# Start of Data extract

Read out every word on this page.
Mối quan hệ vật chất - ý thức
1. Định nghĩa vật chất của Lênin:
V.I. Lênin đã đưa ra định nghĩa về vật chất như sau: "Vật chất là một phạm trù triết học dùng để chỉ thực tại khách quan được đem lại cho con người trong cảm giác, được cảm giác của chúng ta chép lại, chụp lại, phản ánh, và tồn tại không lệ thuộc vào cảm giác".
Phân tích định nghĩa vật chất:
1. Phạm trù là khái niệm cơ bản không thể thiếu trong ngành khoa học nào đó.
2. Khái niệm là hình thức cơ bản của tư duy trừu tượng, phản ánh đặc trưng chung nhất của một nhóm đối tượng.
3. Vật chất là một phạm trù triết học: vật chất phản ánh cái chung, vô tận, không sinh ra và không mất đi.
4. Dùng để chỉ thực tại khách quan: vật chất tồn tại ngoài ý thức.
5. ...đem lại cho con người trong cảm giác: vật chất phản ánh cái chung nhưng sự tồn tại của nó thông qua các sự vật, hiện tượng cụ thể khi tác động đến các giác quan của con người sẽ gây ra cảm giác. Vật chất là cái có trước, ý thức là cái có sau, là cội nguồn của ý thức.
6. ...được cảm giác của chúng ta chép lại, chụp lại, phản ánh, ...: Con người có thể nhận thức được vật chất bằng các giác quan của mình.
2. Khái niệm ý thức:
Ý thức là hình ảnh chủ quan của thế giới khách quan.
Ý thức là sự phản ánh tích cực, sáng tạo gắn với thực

# End of Data extract

| Given request |
Nothing in the listing may be changed; retype it all exactly.

| Response below |
Read out every word on this page.
Mối quan hệ vật chất - ý thức
1. Định nghĩa vật chất của Lênin:
V.I. Lênin đã đưa ra định nghĩa về vật chất như sau: "Vật chất là một phạm trù triết học dùng để chỉ thực tại khách quan được đem lại cho con người trong cảm giác, được cảm giác của chúng ta chép lại, chụp lại, phản ánh, và tồn tại không lệ thuộc vào cảm giác".
Phân tích định nghĩa vật chất:
1. Phạm trù là khái niệm cơ bản không thể thiếu trong ngành khoa học nào đó.
2. Khái niệm là hình thức cơ bản của tư duy trừu tượng, phản ánh đặc trưng chung nhất của một nhóm đối tượng.
3. Vật chất là một phạm trù triết học: vật chất phản ánh cái chung, vô tận, không sinh ra và không mất đi.
4. Dùng để chỉ thực tại khách quan: vật chất tồn tại ngoài ý thức.
5. ...đem lại cho con người trong cảm giác: vật chất phản ánh cái chung nhưng sự tồn tại của nó thông qua các sự vật, hiện tượng cụ thể khi tác động đến các giác quan của con người sẽ gây ra cảm giác. Vật chất là cái có trước, ý thức là cái có sau, là cội nguồn của ý thức.
6. ...được cảm giác của chúng ta chép lại, chụp lại, phản ánh, ...: Con người có thể nhận thức được vật chất bằng các giác quan của mình.
2. Khái niệm ý thức:
Ý thức là hình ảnh chủ quan của thế giới khách quan.
Ý thức là sự phản ánh tích cực, sáng tạo gắn với thực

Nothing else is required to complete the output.